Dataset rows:
++++++

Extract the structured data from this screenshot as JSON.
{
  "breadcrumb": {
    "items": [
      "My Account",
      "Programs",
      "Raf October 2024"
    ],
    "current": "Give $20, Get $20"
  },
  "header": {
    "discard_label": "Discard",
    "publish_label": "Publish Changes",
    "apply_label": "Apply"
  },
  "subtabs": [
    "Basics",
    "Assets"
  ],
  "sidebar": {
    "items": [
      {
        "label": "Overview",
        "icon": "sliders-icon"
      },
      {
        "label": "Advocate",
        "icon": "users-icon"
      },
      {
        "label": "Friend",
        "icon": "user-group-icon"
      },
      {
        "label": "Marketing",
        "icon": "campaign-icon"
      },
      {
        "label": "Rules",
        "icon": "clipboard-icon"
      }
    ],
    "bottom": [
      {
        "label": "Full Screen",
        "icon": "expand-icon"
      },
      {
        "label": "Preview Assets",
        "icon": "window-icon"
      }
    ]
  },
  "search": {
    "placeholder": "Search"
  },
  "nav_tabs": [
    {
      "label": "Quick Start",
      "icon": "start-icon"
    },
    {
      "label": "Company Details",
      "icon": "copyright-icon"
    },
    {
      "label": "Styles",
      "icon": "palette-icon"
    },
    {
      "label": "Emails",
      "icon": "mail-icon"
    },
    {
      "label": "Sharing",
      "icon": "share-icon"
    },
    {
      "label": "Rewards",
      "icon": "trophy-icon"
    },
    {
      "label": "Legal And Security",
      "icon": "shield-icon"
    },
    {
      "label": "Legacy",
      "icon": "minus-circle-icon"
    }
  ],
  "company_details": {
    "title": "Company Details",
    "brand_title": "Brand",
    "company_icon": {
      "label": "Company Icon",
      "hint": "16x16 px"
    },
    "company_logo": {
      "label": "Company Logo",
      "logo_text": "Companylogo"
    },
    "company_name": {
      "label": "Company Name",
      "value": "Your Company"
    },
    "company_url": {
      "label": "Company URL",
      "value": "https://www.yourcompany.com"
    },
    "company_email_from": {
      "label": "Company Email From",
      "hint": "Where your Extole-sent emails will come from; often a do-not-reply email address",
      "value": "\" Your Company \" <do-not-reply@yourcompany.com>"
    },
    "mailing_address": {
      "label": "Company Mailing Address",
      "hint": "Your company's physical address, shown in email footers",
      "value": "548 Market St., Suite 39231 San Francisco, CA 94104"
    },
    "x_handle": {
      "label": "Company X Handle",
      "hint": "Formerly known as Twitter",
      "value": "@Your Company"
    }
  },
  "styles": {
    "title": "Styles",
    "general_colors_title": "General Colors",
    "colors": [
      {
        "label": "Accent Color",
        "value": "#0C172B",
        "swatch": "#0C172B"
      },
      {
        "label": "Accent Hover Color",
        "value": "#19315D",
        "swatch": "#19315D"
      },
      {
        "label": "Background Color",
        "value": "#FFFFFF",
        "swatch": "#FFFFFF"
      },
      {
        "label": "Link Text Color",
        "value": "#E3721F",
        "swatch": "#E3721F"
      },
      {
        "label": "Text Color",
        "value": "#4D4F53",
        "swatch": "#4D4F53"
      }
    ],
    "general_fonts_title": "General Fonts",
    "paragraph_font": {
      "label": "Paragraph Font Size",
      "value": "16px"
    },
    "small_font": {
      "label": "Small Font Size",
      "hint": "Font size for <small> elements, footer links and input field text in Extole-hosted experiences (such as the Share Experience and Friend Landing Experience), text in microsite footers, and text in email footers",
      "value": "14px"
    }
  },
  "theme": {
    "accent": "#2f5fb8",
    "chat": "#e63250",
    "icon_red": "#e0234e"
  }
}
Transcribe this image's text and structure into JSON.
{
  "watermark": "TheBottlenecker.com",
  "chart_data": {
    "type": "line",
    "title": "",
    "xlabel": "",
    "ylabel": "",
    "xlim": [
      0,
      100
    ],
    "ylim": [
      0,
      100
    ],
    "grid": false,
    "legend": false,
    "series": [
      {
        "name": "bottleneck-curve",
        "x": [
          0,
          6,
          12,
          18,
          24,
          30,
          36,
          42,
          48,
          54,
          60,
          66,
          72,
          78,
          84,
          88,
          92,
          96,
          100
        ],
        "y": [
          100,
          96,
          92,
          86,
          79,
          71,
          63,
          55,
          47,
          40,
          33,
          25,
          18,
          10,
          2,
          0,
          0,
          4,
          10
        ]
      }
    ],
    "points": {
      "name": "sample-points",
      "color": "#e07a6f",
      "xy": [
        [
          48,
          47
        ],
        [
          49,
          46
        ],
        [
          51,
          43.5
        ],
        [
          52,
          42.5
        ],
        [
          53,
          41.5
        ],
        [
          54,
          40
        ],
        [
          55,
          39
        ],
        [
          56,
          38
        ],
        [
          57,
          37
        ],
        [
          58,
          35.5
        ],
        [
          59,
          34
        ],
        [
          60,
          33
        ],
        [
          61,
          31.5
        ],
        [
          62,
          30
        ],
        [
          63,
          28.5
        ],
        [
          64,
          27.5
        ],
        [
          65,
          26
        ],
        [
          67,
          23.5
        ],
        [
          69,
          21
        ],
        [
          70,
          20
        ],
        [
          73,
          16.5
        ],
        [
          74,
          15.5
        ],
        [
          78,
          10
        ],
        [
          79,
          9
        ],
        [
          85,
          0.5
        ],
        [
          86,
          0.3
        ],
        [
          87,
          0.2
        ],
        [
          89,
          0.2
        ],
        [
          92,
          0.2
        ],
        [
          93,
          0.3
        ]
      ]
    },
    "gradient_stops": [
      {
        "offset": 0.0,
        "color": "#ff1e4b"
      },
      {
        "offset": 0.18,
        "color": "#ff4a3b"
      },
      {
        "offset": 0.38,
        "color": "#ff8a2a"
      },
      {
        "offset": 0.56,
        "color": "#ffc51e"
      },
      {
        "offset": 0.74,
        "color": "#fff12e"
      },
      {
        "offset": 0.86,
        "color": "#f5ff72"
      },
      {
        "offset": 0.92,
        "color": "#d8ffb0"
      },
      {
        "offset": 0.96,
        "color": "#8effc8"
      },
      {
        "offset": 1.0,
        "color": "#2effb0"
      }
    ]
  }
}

++++++

#### WHAT YOU SHOULD DO
Return every line of the material exactly.

#### COMPLETE OUTPUT
Extract the structured data from this screenshot as JSON.
{
  "breadcrumb": {
    "items": [
      "My Account",
      "Programs",
      "Raf October 2024"
    ],
    "current": "Give $20, Get $20"
  },
  "header": {
    "discard_label": "Discard",
    "publish_label": "Publish Changes",
    "apply_label": "Apply"
  },
  "subtabs": [
    "Basics",
    "Assets"
  ],
  "sidebar": {
    "items": [
      {
        "label": "Overview",
        "icon": "sliders-icon"
      },
      {
        "label": "Advocate",
        "icon": "users-icon"
      },
      {
        "label": "Friend",
        "icon": "user-group-icon"
      },
      {
        "label": "Marketing",
        "icon": "campaign-icon"
      },
      {
        "label": "Rules",
        "icon": "clipboard-icon"
      }
    ],
    "bottom": [
      {
        "label": "Full Screen",
        "icon": "expand-icon"
      },
      {
        "label": "Preview Assets",
        "icon": "window-icon"
      }
    ]
  },
  "search": {
    "placeholder": "Search"
  },
  "nav_tabs": [
    {
      "label": "Quick Start",
      "icon": "start-icon"
    },
    {
      "label": "Company Details",
      "icon": "copyright-icon"
    },
    {
      "label": "Styles",
      "icon": "palette-icon"
    },
    {
      "label": "Emails",
      "icon": "mail-icon"
    },
    {
      "label": "Sharing",
      "icon": "share-icon"
    },
    {
      "label": "Rewards",
      "icon": "trophy-icon"
    },
    {
      "label": "Legal And Security",
      "icon": "shield-icon"
    },
    {
      "label": "Legacy",
      "icon": "minus-circle-icon"
    }
  ],
  "company_details": {
    "title": "Company Details",
    "brand_title": "Brand",
    "company_icon": {
      "label": "Company Icon",
      "hint": "16x16 px"
    },
    "company_logo": {
      "label": "Company Logo",
      "logo_text": "Companylogo"
    },
    "company_name": {
      "label": "Company Name",
      "value": "Your Company"
    },
    "company_url": {
      "label": "Company URL",
      "value": "https://www.yourcompany.com"
    },
    "company_email_from": {
      "label": "Company Email From",
      "hint": "Where your Extole-sent emails will come from; often a do-not-reply email address",
      "value": "\" Your Company \" <do-not-reply@yourcompany.com>"
    },
    "mailing_address": {
      "label": "Company Mailing Address",
      "hint": "Your company's physical address, shown in email footers",
      "value": "548 Market St., Suite 39231 San Francisco, CA 94104"
    },
    "x_handle": {
      "label": "Company X Handle",
      "hint": "Formerly known as Twitter",
      "value": "@Your Company"
    }
  },
  "styles": {
    "title": "Styles",
    "general_colors_title": "General Colors",
    "colors": [
      {
        "label": "Accent Color",
        "value": "#0C172B",
        "swatch": "#0C172B"
      },
      {
        "label": "Accent Hover Color",
        "value": "#19315D",
        "swatch": "#19315D"
      },
      {
        "label": "Background Color",
        "value": "#FFFFFF",
        "swatch": "#FFFFFF"
      },
      {
        "label": "Link Text Color",
        "value": "#E3721F",
        "swatch": "#E3721F"
      },
      {
        "label": "Text Color",
        "value": "#4D4F53",
        "swatch": "#4D4F53"
      }
    ],
    "general_fonts_title": "General Fonts",
    "paragraph_font": {
      "label": "Paragraph Font Size",
      "value": "16px"
    },
    "small_font": {
      "label": "Small Font Size",
      "hint": "Font size for <small> elements, footer links and input field text in Extole-hosted experiences (such as the Share Experience and Friend Landing Experience), text in microsite footers, and text in email footers",
      "value": "14px"
    }
  },
  "theme": {
    "accent": "#2f5fb8",
    "chat": "#e63250",
    "icon_red": "#e0234e"
  }
}
Transcribe this image's text and structure into JSON.
{
  "watermark": "TheBottlenecker.com",
  "chart_data": {
    "type": "line",
    "title": "",
    "xlabel": "",
    "ylabel": "",
    "xlim": [
      0,
      100
    ],
    "ylim": [
      0,
      100
    ],
    "grid": false,
    "legend": false,
    "series": [
      {
        "name": "bottleneck-curve",
        "x": [
          0,
          6,
          12,
          18,
          24,
          30,
          36,
          42,
          48,
          54,
          60,
          66,
          72,
          78,
          84,
          88,
          92,
          96,
          100
        ],
        "y": [
          100,
          96,
          92,
          86,
          79,
          71,
          63,
          55,
          47,
          40,
          33,
          25,
          18,
          10,
          2,
          0,
          0,
          4,
          10
        ]
      }
    ],
    "points": {
      "name": "sample-points",
      "color": "#e07a6f",
      "xy": [
        [
          48,
          47
        ],
        [
          49,
          46
        ],
        [
          51,
          43.5
        ],
        [
          52,
          42.5
        ],
        [
          53,
          41.5
        ],
        [
          54,
          40
        ],
        [
          55,
          39
        ],
        [
          56,
          38
        ],
        [
          57,
          37
        ],
        [
          58,
          35.5
        ],
        [
          59,
          34
        ],
        [
          60,
          33
        ],
        [
          61,
          31.5
        ],
        [
          62,
          30
        ],
        [
          63,
          28.5
        ],
        [
          64,
          27.5
        ],
        [
          65,
          26
        ],
        [
          67,
          23.5
        ],
        [
          69,
          21
        ],
        [
          70,
          20
        ],
        [
          73,
          16.5
        ],
        [
          74,
          15.5
        ],
        [
          78,
          10
        ],
        [
          79,
          9
        ],
        [
          85,
          0.5
        ],
        [
          86,
          0.3
        ],
        [
          87,
          0.2
        ],
        [
          89,
          0.2
        ],
        [
          92,
          0.2
        ],
        [
          93,
          0.3
        ]
      ]
    },
    "gradient_stops": [
      {
        "offset": 0.0,
        "color": "#ff1e4b"
      },
      {
        "offset": 0.18,
        "color": "#ff4a3b"
      },
      {
        "offset": 0.38,
        "color": "#ff8a2a"
      },
      {
        "offset": 0.56,
        "color": "#ffc51e"
      },
      {
        "offset": 0.74,
        "color": "#fff12e"
      },
      {
        "offset": 0.86,
        "color": "#f5ff72"
      },
      {
        "offset": 0.92,
        "color": "#d8ffb0"
      },
      {
        "offset": 0.96,
        "color": "#8effc8"
      },
      {
        "offset": 1.0,
        "color": "#2effb0"
      }
    ]
  }
}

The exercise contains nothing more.